Copy every line from the one that holds "Output a JSON" to the end of the records below, exactly and with nothing else, but without any pictures.

—————

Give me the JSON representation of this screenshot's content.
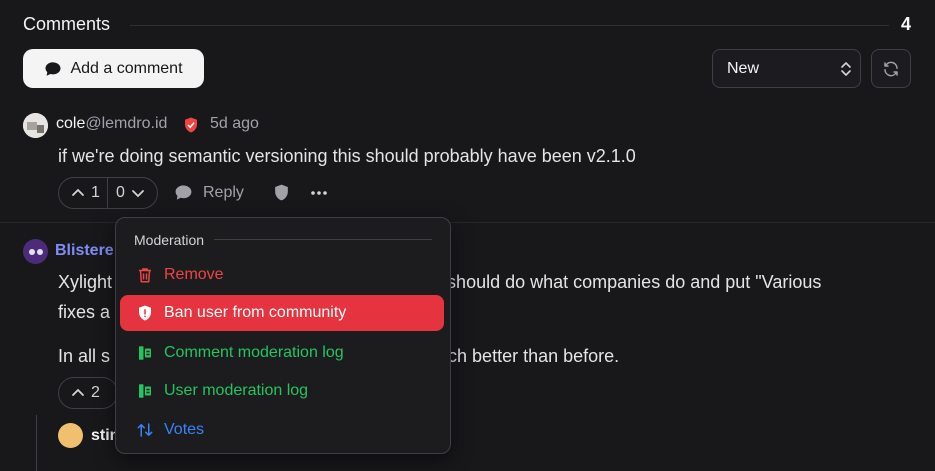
{
  "header": {
    "title": "Comments",
    "count": "4"
  },
  "toolbar": {
    "add_comment": "Add a comment",
    "sort_value": "New"
  },
  "comment1": {
    "user": "cole",
    "instance": "@lemdro.id",
    "time": "5d ago",
    "body": "if we're doing semantic versioning this should probably have been v2.1.0",
    "upvotes": "1",
    "downvotes": "0",
    "reply": "Reply"
  },
  "comment2": {
    "user": "Blistere",
    "body_a": "Xylight",
    "body_a_end": "ou should do what companies do and put \"Various",
    "body_b": "fixes a",
    "body_c": "In all s",
    "body_c_end": "ks much better than before.",
    "upvotes": "2"
  },
  "comment3": {
    "user": "stin"
  },
  "moderation_menu": {
    "title": "Moderation",
    "items": [
      {
        "label": "Remove"
      },
      {
        "label": "Ban user from community"
      },
      {
        "label": "Comment moderation log"
      },
      {
        "label": "User moderation log"
      },
      {
        "label": "Votes"
      }
    ]
  },
  "colors": {
    "danger": "#ef4444",
    "ban_bg": "#e5333f",
    "success": "#22c55e",
    "link": "#3b82f6"
  }
}
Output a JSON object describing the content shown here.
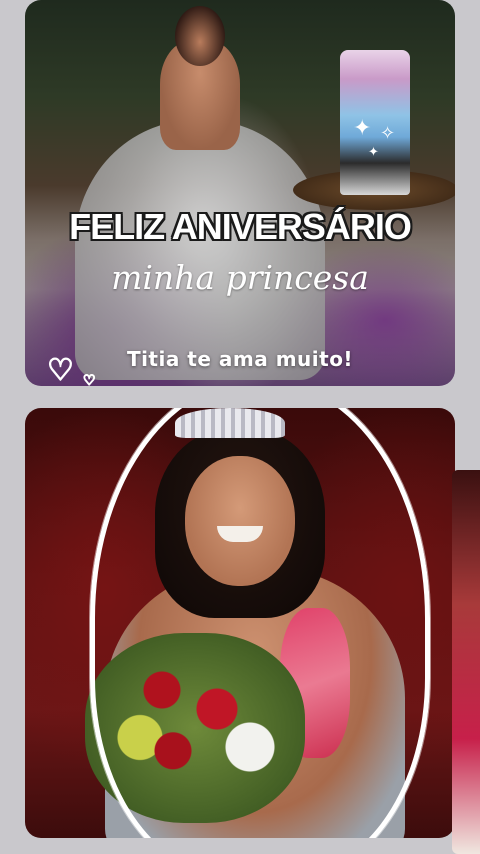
{
  "top_card": {
    "headline": "FELIZ ANIVERSÁRIO",
    "script_line": "minha princesa",
    "tagline": "Titia te ama muito!",
    "decorations": [
      "sparkle-icon",
      "heart-icon"
    ]
  },
  "bottom_card": {
    "decorations": [
      "sticker-outline"
    ]
  },
  "colors": {
    "page_background": "#c9c8cc",
    "text": "#ffffff",
    "headline_outline": "#1a1a1a"
  }
}
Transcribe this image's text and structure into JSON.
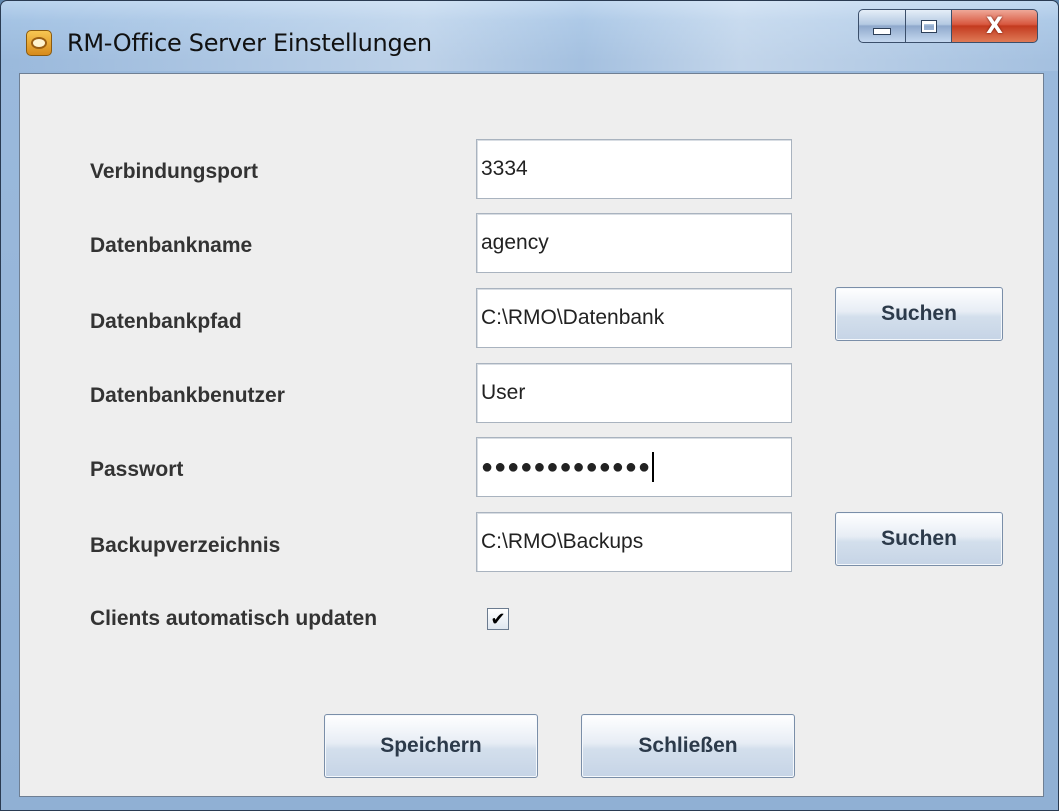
{
  "window": {
    "title": "RM-Office Server Einstellungen",
    "close_glyph": "X"
  },
  "form": {
    "port": {
      "label": "Verbindungsport",
      "value": "3334"
    },
    "dbname": {
      "label": "Datenbankname",
      "value": "agency"
    },
    "dbpath": {
      "label": "Datenbankpfad",
      "value": "C:\\RMO\\Datenbank",
      "browse_label": "Suchen"
    },
    "dbuser": {
      "label": "Datenbankbenutzer",
      "value": "User"
    },
    "password": {
      "label": "Passwort",
      "masked_value": "●●●●●●●●●●●●●"
    },
    "backup": {
      "label": "Backupverzeichnis",
      "value": "C:\\RMO\\Backups",
      "browse_label": "Suchen"
    },
    "autoupdate": {
      "label": "Clients automatisch updaten",
      "checked": true,
      "check_glyph": "✔"
    }
  },
  "actions": {
    "save_label": "Speichern",
    "close_label": "Schließen"
  },
  "icons": {
    "app": "rm-office-app-icon",
    "minimize": "minimize-icon",
    "maximize": "maximize-icon",
    "close": "close-icon"
  },
  "colors": {
    "client_bg": "#eeeeee",
    "close_button": "#c8402a",
    "frame": "#9ab9dc"
  }
}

—————

## Answer
Output a JSON object describing the content shown here.
{
  "top_card": {
    "headline": "FELIZ ANIVERSÁRIO",
    "script_line": "minha princesa",
    "tagline": "Titia te ama muito!",
    "decorations": [
      "sparkle-icon",
      "heart-icon"
    ]
  },
  "bottom_card": {
    "decorations": [
      "sticker-outline"
    ]
  },
  "colors": {
    "page_background": "#c9c8cc",
    "text": "#ffffff",
    "headline_outline": "#1a1a1a"
  }
}
Transcribe this image's text and structure into JSON.
{
  "window": {
    "title": "RM-Office Server Einstellungen",
    "close_glyph": "X"
  },
  "form": {
    "port": {
      "label": "Verbindungsport",
      "value": "3334"
    },
    "dbname": {
      "label": "Datenbankname",
      "value": "agency"
    },
    "dbpath": {
      "label": "Datenbankpfad",
      "value": "C:\\RMO\\Datenbank",
      "browse_label": "Suchen"
    },
    "dbuser": {
      "label": "Datenbankbenutzer",
      "value": "User"
    },
    "password": {
      "label": "Passwort",
      "masked_value": "●●●●●●●●●●●●●"
    },
    "backup": {
      "label": "Backupverzeichnis",
      "value": "C:\\RMO\\Backups",
      "browse_label": "Suchen"
    },
    "autoupdate": {
      "label": "Clients automatisch updaten",
      "checked": true,
      "check_glyph": "✔"
    }
  },
  "actions": {
    "save_label": "Speichern",
    "close_label": "Schließen"
  },
  "icons": {
    "app": "rm-office-app-icon",
    "minimize": "minimize-icon",
    "maximize": "maximize-icon",
    "close": "close-icon"
  },
  "colors": {
    "client_bg": "#eeeeee",
    "close_button": "#c8402a",
    "frame": "#9ab9dc"
  }
}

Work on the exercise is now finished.